◆ **Task instructions**: Please report every line from the material that contains the word "ihre".

# start of Records for processing

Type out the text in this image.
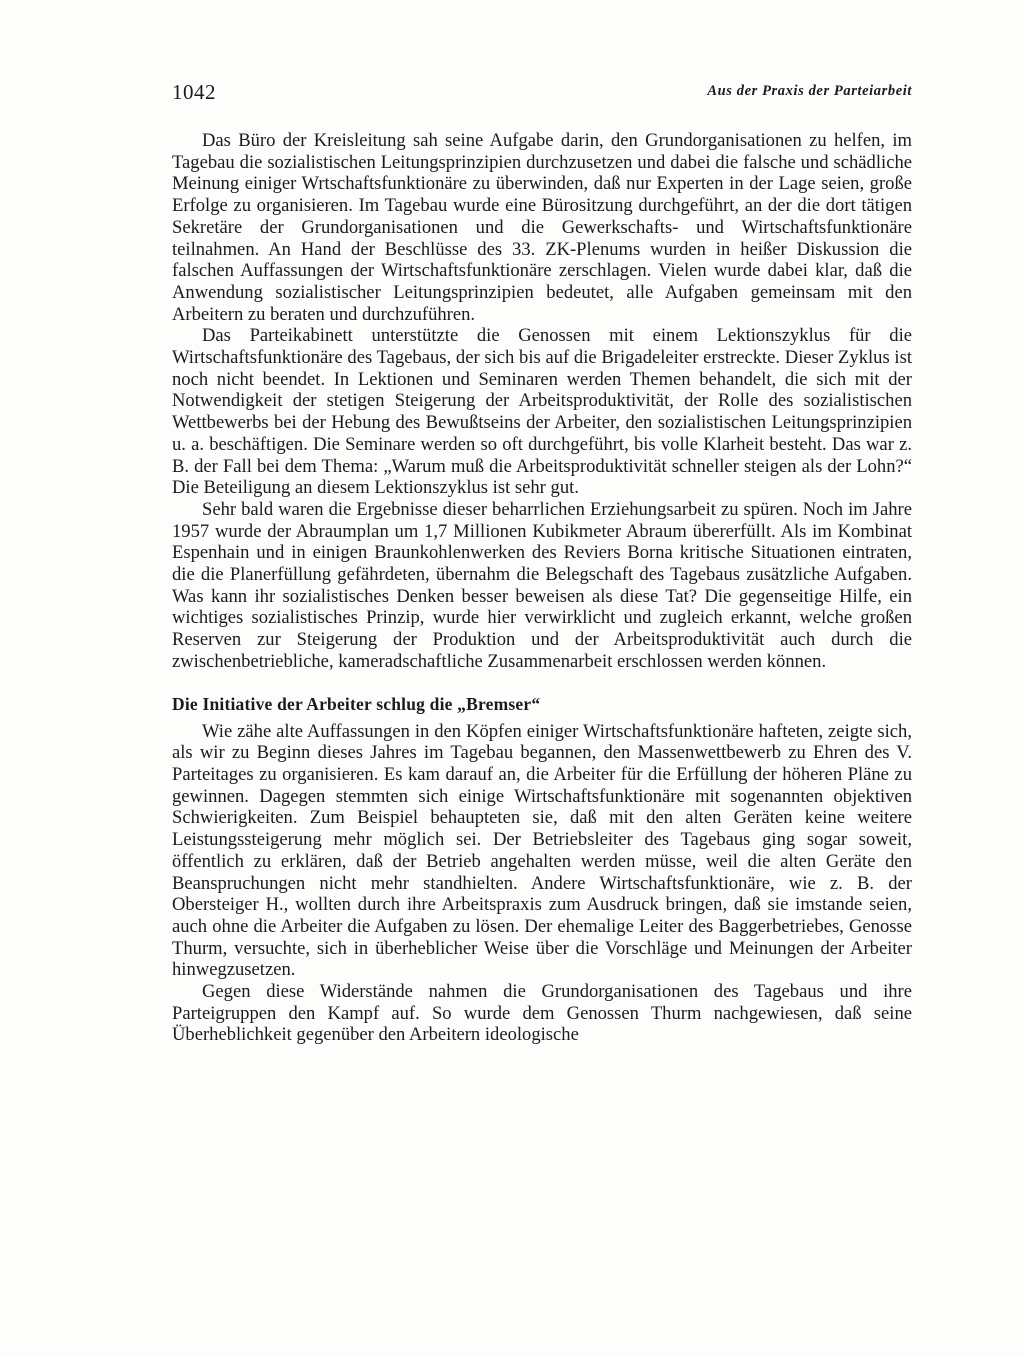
1042	Aus der Praxis der Parteiarbeit

Das Büro der Kreisleitung sah seine Aufgabe darin, den Grundorganisationen zu helfen, im Tagebau die sozialistischen Leitungsprinzipien durchzusetzen und dabei die falsche und schädliche Meinung einiger Wrtschaftsfunktionäre zu überwinden, daß nur Experten in der Lage seien, große Erfolge zu organisieren. Im Tagebau wurde eine Bürositzung durchgeführt, an der die dort tätigen Sekretäre der Grundorganisationen und die Gewerkschafts- und Wirtschaftsfunktionäre teilnahmen. An Hand der Beschlüsse des 33. ZK-Plenums wurden in heißer Diskussion die falschen Auffassungen der Wirtschaftsfunktionäre zerschlagen. Vielen wurde dabei klar, daß die Anwendung sozialistischer Leitungsprinzipien bedeutet, alle Aufgaben gemeinsam mit den Arbeitern zu beraten und durchzuführen.

Das Parteikabinett unterstützte die Genossen mit einem Lektionszyklus für die Wirtschaftsfunktionäre des Tagebaus, der sich bis auf die Brigadeleiter erstreckte. Dieser Zyklus ist noch nicht beendet. In Lektionen und Seminaren werden Themen behandelt, die sich mit der Notwendigkeit der stetigen Steigerung der Arbeitsproduktivität, der Rolle des sozialistischen Wettbewerbs bei der Hebung des Bewußtseins der Arbeiter, den sozialistischen Leitungsprinzipien u. a. beschäftigen. Die Seminare werden so oft durchgeführt, bis volle Klarheit besteht. Das war z. B. der Fall bei dem Thema: „Warum muß die Arbeitsproduktivität schneller steigen als der Lohn?“ Die Beteiligung an diesem Lektionszyklus ist sehr gut.

Sehr bald waren die Ergebnisse dieser beharrlichen Erziehungsarbeit zu spüren. Noch im Jahre 1957 wurde der Abraumplan um 1,7 Millionen Kubikmeter Abraum übererfüllt. Als im Kombinat Espenhain und in einigen Braunkohlenwerken des Reviers Borna kritische Situationen eintraten, die die Planerfüllung gefährdeten, übernahm die Belegschaft des Tagebaus zusätzliche Aufgaben. Was kann ihr sozialistisches Denken besser beweisen als diese Tat? Die gegenseitige Hilfe, ein wichtiges sozialistisches Prinzip, wurde hier verwirklicht und zugleich erkannt, welche großen Reserven zur Steigerung der Produktion und der Arbeitsproduktivität auch durch die zwischenbetriebliche, kameradschaftliche Zusammenarbeit erschlossen werden können.

Die Initiative der Arbeiter schlug die „Bremser“

Wie zähe alte Auffassungen in den Köpfen einiger Wirtschaftsfunktionäre hafteten, zeigte sich, als wir zu Beginn dieses Jahres im Tagebau begannen, den Massenwettbewerb zu Ehren des V. Parteitages zu organisieren. Es kam darauf an, die Arbeiter für die Erfüllung der höheren Pläne zu gewinnen. Dagegen stemmten sich einige Wirtschaftsfunktionäre mit sogenannten objektiven Schwierigkeiten. Zum Beispiel behaupteten sie, daß mit den alten Geräten keine weitere Leistungssteigerung mehr möglich sei. Der Betriebsleiter des Tagebaus ging sogar soweit, öffentlich zu erklären, daß der Betrieb angehalten werden müsse, weil die alten Geräte den Beanspruchungen nicht mehr standhielten. Andere Wirtschaftsfunktionäre, wie z. B. der Obersteiger H., wollten durch ihre Arbeitspraxis zum Ausdruck bringen, daß sie imstande seien, auch ohne die Arbeiter die Aufgaben zu lösen. Der ehemalige Leiter des Baggerbetriebes, Genosse Thurm, versuchte, sich in überheblicher Weise über die Vorschläge und Meinungen der Arbeiter hinwegzusetzen.

Gegen diese Widerstände nahmen die Grundorganisationen des Tagebaus und ihre Parteigruppen den Kampf auf. So wurde dem Genossen Thurm nachgewiesen, daß seine Überheblichkeit gegenüber den Arbeitern ideologische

# end of Records for processing

◆ **Exercise result**:
Wie zähe alte Auffassungen in den Köpfen einiger Wirtschaftsfunktionäre hafteten, zeigte sich, als wir zu Beginn dieses Jahres im Tagebau begannen, den Massenwettbewerb zu Ehren des V. Parteitages zu organisieren. Es kam darauf an, die Arbeiter für die Erfüllung der höheren Pläne zu gewinnen. Dagegen stemmten sich einige Wirtschaftsfunktionäre mit sogenannten objektiven Schwierigkeiten. Zum Beispiel behaupteten sie, daß mit den alten Geräten keine weitere Leistungssteigerung mehr möglich sei. Der Betriebsleiter des Tagebaus ging sogar soweit, öffentlich zu erklären, daß der Betrieb angehalten werden müsse, weil die alten Geräte den Beanspruchungen nicht mehr standhielten. Andere Wirtschaftsfunktionäre, wie z. B. der Obersteiger H., wollten durch ihre Arbeitspraxis zum Ausdruck bringen, daß sie imstande seien, auch ohne die Arbeiter die Aufgaben zu lösen. Der ehemalige Leiter des Baggerbetriebes, Genosse Thurm, versuchte, sich in überheblicher Weise über die Vorschläge und Meinungen der Arbeiter hinwegzusetzen.
Gegen diese Widerstände nahmen die Grundorganisationen des Tagebaus und ihre Parteigruppen den Kampf auf. So wurde dem Genossen Thurm nachgewiesen, daß seine Überheblichkeit gegenüber den Arbeitern ideologische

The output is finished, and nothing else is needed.